▸ **To do**
Below are records. Copy every line with "percent" in it.

◇ ◇ ◇ ◇ ◇

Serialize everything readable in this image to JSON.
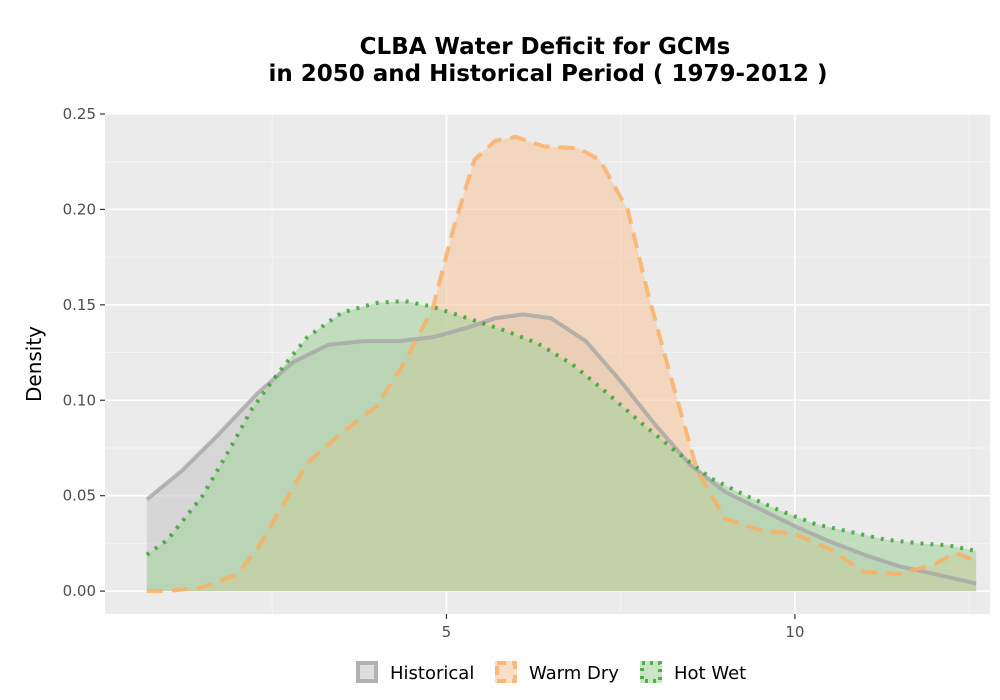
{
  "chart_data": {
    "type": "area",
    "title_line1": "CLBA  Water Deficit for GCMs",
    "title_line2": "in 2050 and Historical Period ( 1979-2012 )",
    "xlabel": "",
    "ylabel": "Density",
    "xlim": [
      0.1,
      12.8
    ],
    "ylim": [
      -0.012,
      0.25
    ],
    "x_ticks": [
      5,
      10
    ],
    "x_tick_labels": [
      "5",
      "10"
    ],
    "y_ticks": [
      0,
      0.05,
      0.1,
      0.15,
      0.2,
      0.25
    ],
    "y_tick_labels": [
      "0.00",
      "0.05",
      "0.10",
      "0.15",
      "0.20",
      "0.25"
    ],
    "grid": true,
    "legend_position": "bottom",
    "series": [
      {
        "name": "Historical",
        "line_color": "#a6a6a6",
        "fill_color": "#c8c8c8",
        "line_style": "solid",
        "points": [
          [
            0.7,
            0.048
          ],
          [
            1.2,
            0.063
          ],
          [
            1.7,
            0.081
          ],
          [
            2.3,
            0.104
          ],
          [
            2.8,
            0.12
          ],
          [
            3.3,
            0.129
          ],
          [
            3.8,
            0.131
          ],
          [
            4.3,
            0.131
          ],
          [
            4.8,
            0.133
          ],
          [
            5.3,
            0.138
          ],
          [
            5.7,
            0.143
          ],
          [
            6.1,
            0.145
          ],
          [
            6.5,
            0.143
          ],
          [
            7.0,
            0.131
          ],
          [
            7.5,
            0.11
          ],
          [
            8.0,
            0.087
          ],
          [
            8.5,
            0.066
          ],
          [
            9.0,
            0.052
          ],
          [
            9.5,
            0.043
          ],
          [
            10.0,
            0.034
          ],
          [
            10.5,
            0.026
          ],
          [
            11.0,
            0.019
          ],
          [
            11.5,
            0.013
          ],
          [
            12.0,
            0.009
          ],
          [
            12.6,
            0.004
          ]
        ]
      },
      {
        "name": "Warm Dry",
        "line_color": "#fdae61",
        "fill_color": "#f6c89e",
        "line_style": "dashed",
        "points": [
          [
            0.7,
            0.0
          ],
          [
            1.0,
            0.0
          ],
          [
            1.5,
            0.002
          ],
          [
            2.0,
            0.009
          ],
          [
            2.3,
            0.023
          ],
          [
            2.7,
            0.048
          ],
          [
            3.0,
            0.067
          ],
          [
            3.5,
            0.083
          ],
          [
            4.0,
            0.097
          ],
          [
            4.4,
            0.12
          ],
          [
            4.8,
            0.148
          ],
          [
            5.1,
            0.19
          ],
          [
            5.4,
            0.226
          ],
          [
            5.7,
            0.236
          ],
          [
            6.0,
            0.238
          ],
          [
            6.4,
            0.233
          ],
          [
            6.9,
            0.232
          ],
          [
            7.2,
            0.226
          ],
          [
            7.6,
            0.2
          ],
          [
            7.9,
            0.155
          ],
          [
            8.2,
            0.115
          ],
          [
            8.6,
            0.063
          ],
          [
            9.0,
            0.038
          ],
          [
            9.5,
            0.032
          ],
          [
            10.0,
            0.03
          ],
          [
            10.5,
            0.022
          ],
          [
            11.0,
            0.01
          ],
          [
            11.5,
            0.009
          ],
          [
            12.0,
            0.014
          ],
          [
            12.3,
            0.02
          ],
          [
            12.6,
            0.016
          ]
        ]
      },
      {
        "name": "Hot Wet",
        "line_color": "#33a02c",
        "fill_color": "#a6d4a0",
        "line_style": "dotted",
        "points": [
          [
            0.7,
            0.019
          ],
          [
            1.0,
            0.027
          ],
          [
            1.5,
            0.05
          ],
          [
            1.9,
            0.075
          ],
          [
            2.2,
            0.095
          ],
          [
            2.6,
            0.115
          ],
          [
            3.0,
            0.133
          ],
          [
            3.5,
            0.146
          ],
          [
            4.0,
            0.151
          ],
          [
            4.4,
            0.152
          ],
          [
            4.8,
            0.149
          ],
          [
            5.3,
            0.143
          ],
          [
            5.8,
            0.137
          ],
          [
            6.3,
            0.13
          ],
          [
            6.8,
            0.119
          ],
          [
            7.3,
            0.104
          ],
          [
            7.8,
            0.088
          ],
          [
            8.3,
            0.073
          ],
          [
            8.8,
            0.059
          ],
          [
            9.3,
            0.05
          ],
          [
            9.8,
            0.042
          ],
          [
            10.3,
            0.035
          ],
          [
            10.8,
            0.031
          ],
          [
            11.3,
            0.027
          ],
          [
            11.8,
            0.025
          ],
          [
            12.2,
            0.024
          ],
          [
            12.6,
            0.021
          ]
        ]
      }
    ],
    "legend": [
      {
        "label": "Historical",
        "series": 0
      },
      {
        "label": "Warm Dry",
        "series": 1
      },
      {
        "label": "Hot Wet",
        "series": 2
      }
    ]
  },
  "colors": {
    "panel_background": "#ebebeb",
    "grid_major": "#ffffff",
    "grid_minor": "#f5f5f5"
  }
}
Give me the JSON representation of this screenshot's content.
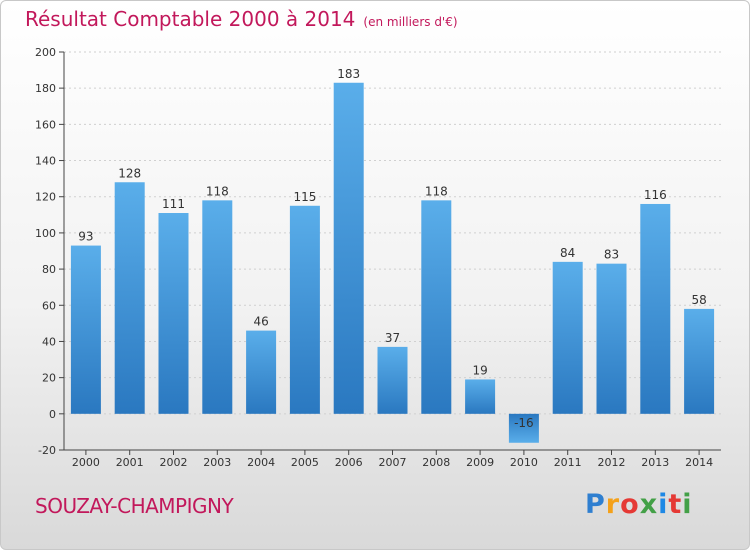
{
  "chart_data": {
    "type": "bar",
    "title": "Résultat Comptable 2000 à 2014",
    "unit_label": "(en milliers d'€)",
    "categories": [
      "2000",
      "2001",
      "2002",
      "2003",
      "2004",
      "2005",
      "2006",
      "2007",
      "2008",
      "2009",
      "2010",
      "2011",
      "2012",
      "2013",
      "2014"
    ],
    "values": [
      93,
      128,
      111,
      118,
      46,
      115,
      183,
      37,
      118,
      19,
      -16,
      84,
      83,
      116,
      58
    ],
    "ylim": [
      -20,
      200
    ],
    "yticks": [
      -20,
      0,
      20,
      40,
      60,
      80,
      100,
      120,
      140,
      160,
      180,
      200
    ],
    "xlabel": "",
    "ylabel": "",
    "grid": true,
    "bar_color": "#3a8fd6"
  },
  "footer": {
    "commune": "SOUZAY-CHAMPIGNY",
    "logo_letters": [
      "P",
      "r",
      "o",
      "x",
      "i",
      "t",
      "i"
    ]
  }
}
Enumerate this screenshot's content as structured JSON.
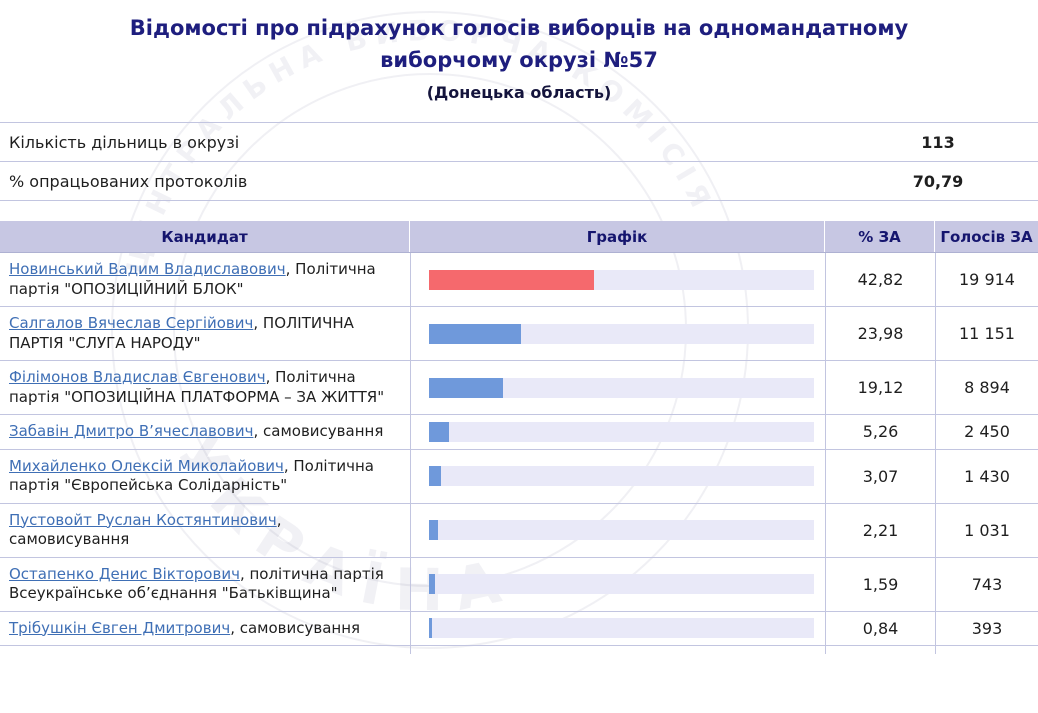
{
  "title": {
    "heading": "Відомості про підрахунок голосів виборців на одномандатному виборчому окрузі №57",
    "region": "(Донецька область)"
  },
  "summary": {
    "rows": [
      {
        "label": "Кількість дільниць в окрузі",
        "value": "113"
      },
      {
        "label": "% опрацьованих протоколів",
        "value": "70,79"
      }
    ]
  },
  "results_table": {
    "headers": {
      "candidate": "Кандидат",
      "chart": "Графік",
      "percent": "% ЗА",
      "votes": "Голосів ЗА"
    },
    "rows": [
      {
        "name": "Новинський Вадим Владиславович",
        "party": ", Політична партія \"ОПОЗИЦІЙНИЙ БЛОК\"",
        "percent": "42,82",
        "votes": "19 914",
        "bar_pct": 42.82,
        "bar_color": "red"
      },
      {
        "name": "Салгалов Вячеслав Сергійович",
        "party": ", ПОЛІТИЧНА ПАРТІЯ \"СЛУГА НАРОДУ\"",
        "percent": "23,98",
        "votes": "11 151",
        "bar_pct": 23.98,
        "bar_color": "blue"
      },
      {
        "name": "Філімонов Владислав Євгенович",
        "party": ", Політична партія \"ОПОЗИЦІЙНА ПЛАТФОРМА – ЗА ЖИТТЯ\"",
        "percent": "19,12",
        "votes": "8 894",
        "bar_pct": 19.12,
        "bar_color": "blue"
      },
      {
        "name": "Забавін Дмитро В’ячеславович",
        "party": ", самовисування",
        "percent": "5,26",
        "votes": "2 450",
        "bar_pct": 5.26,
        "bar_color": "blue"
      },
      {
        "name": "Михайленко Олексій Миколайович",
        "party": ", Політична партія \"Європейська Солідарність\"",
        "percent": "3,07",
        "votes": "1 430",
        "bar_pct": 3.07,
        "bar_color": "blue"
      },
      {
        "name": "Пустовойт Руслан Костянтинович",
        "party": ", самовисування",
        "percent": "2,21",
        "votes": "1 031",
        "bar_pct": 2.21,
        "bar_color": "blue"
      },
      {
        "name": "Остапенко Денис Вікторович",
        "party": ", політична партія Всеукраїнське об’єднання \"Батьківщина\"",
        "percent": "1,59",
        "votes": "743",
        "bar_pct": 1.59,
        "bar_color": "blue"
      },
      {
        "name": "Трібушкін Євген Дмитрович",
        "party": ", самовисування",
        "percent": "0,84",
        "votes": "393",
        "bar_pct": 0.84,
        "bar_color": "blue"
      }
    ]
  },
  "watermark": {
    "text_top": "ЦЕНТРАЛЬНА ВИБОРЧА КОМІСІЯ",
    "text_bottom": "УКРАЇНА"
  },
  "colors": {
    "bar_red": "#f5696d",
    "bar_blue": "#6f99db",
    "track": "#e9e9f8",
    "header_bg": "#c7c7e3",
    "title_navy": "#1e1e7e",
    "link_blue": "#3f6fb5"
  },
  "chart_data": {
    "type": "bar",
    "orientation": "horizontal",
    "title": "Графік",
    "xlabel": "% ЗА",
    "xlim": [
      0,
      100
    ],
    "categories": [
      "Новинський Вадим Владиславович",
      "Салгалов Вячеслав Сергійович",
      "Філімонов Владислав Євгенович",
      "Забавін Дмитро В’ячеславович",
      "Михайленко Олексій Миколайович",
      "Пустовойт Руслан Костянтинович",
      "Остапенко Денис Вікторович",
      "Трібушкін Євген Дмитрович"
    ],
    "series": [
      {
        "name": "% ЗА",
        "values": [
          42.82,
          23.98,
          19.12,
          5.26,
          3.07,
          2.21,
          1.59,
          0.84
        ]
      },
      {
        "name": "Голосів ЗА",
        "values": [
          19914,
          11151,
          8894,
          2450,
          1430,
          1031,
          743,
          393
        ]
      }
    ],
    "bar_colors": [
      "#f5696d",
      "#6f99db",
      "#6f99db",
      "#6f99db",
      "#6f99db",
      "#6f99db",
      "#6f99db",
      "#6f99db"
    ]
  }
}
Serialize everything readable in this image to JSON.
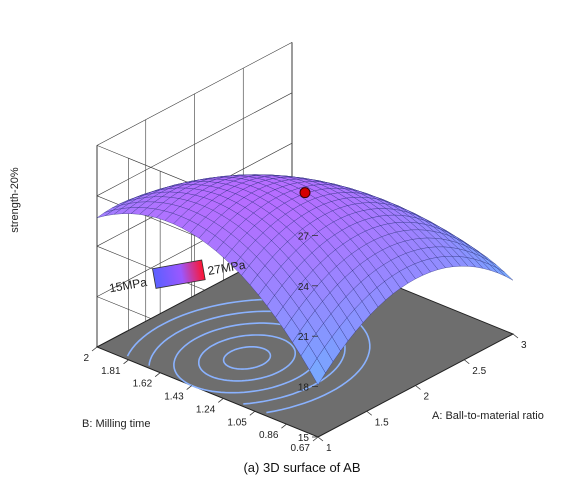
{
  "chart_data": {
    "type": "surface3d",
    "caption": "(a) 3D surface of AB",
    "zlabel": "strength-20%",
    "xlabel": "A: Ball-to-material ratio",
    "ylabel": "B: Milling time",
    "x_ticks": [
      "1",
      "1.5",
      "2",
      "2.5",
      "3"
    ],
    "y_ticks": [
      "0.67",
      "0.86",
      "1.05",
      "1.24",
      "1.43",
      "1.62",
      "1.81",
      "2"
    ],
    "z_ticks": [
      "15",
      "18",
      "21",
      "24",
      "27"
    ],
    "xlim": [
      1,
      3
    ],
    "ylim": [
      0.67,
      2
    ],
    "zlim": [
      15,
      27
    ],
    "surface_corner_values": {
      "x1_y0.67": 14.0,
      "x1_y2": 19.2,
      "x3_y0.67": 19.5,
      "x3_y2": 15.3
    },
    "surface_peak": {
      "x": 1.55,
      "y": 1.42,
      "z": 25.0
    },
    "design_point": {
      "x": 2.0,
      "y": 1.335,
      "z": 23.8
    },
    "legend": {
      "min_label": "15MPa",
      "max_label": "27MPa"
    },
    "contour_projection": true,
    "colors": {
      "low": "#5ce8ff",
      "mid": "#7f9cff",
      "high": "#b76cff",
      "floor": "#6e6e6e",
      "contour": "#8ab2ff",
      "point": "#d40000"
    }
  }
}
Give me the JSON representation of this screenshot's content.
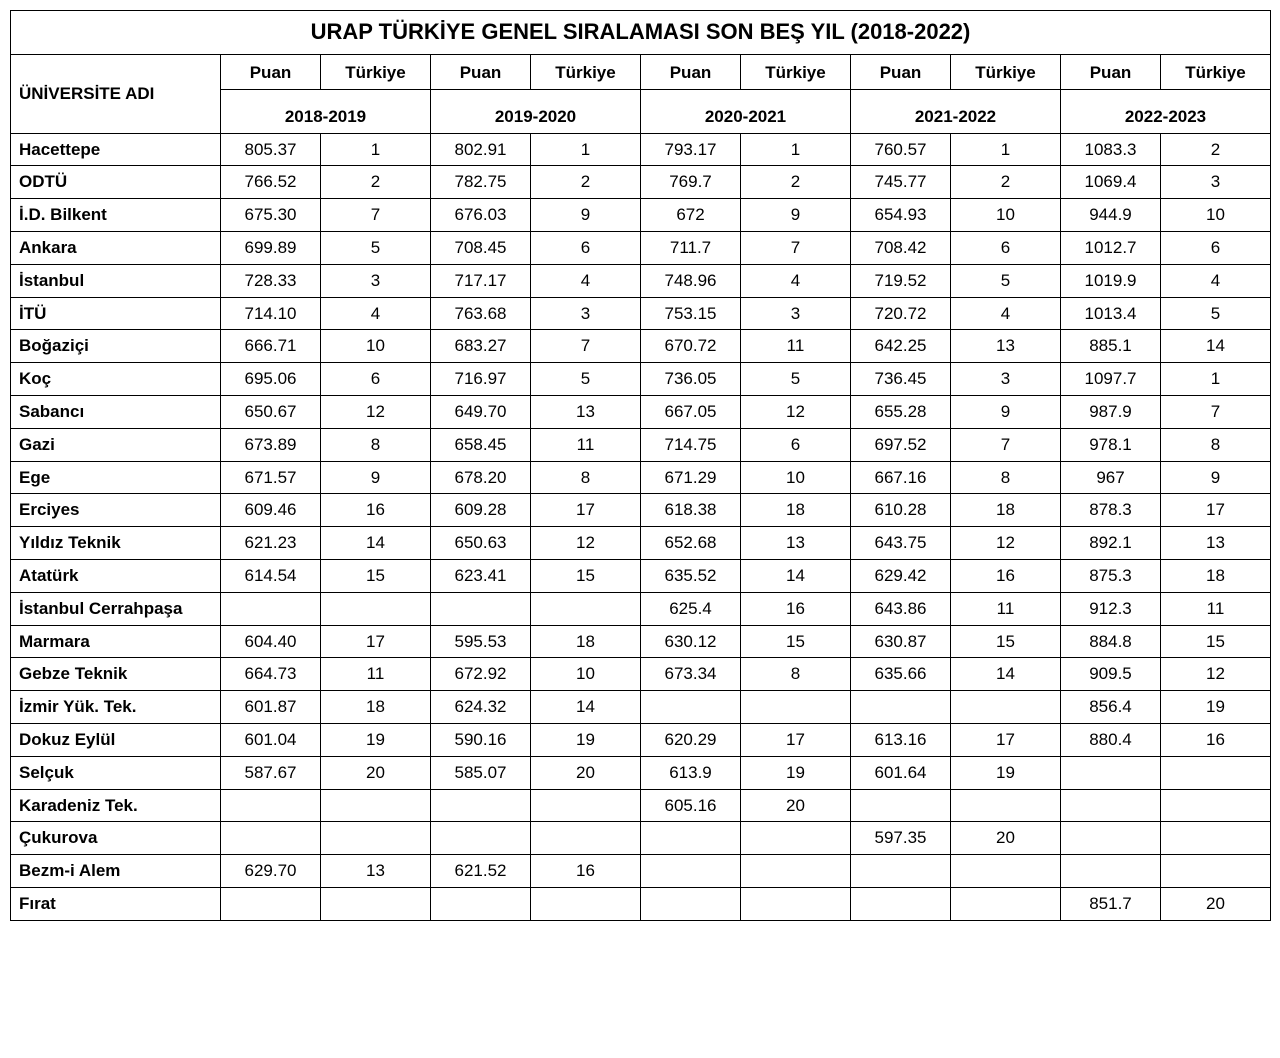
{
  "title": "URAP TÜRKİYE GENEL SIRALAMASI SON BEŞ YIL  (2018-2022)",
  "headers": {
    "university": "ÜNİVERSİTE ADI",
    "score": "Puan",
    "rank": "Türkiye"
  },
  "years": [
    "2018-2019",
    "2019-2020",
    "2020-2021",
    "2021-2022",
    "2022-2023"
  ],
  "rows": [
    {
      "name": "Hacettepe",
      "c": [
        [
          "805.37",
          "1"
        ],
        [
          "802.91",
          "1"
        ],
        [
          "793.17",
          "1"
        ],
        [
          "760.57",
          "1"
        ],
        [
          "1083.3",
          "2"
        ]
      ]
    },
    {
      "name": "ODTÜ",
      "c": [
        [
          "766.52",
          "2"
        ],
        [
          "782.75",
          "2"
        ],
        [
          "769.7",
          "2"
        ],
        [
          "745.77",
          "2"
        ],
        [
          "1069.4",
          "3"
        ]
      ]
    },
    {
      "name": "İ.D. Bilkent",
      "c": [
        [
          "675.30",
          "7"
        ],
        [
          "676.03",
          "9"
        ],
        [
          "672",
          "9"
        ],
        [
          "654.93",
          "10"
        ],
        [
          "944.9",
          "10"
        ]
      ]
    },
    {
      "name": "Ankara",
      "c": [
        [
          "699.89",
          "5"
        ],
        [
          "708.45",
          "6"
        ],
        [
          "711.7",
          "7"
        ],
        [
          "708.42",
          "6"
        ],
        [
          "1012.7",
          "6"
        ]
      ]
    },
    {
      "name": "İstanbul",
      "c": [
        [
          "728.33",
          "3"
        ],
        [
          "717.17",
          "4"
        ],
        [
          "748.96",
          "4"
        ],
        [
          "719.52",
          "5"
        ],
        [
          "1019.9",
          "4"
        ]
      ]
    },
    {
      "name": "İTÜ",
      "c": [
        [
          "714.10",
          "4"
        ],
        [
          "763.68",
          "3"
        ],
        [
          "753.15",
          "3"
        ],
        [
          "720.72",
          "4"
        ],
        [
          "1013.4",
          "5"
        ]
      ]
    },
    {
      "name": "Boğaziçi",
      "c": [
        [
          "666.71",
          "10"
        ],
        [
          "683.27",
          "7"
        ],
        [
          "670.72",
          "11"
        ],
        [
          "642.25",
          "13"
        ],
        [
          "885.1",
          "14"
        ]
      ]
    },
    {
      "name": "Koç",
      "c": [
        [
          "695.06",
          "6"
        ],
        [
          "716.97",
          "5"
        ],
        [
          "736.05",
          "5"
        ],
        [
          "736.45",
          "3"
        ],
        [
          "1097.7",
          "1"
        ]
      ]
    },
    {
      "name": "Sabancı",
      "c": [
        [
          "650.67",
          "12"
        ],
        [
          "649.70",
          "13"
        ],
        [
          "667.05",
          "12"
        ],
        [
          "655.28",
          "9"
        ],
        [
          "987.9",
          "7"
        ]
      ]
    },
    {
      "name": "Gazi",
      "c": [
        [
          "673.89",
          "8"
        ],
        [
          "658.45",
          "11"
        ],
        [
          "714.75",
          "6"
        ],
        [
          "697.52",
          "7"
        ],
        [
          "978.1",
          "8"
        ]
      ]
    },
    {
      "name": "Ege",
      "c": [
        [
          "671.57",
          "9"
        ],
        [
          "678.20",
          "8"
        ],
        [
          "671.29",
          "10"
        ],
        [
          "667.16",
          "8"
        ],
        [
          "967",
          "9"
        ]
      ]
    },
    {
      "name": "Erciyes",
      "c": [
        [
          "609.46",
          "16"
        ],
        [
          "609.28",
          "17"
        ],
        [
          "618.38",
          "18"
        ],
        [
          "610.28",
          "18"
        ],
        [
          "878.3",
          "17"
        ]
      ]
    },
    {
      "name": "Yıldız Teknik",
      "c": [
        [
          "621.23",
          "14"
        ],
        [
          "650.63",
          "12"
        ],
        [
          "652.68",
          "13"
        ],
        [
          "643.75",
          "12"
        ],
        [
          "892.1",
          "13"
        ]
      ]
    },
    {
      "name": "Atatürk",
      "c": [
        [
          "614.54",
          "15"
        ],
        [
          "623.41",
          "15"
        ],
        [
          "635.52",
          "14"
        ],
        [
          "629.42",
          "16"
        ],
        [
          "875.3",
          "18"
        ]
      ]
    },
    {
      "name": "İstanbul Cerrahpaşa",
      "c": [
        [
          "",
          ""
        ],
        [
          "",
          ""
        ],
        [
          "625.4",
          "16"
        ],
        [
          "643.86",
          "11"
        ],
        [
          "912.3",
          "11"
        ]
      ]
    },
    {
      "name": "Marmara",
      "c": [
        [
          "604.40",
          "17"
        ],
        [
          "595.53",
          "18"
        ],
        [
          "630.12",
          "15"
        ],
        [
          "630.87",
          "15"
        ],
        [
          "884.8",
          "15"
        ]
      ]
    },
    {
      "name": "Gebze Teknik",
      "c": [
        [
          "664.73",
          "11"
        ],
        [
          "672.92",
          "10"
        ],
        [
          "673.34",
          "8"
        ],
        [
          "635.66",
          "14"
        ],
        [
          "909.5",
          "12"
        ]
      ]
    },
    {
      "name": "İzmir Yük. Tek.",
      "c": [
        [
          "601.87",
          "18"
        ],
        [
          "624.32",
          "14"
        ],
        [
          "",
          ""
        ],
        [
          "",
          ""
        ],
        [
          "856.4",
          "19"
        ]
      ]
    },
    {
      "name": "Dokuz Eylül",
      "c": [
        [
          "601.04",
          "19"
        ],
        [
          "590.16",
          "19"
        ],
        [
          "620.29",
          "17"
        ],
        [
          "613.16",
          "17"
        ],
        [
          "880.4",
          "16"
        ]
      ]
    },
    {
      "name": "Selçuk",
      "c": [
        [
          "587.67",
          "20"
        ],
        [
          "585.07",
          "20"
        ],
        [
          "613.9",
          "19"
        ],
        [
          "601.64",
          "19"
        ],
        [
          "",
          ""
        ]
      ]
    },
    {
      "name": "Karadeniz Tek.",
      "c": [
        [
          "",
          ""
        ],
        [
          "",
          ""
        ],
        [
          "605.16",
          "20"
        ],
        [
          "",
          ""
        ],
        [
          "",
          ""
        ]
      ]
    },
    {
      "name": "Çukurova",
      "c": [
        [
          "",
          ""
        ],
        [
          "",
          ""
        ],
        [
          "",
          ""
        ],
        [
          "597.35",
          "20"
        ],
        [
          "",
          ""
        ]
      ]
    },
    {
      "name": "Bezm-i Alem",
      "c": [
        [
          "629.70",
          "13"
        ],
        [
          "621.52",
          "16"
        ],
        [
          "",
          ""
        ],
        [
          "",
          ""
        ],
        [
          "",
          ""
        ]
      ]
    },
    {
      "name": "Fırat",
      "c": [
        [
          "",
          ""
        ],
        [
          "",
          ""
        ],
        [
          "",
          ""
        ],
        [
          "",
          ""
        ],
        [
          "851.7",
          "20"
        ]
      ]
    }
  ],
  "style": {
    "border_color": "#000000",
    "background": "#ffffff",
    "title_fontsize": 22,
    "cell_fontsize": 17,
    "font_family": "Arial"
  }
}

◇ ◇ ◇ ◇ ◇

▸ **Response**
      "percent": "% ЗА",
        "percent": "42,82",
        "percent": "23,98",
        "percent": "19,12",
        "percent": "5,26",
        "percent": "3,07",
        "percent": "2,21",
        "percent": "1,59",
        "percent": "0,84",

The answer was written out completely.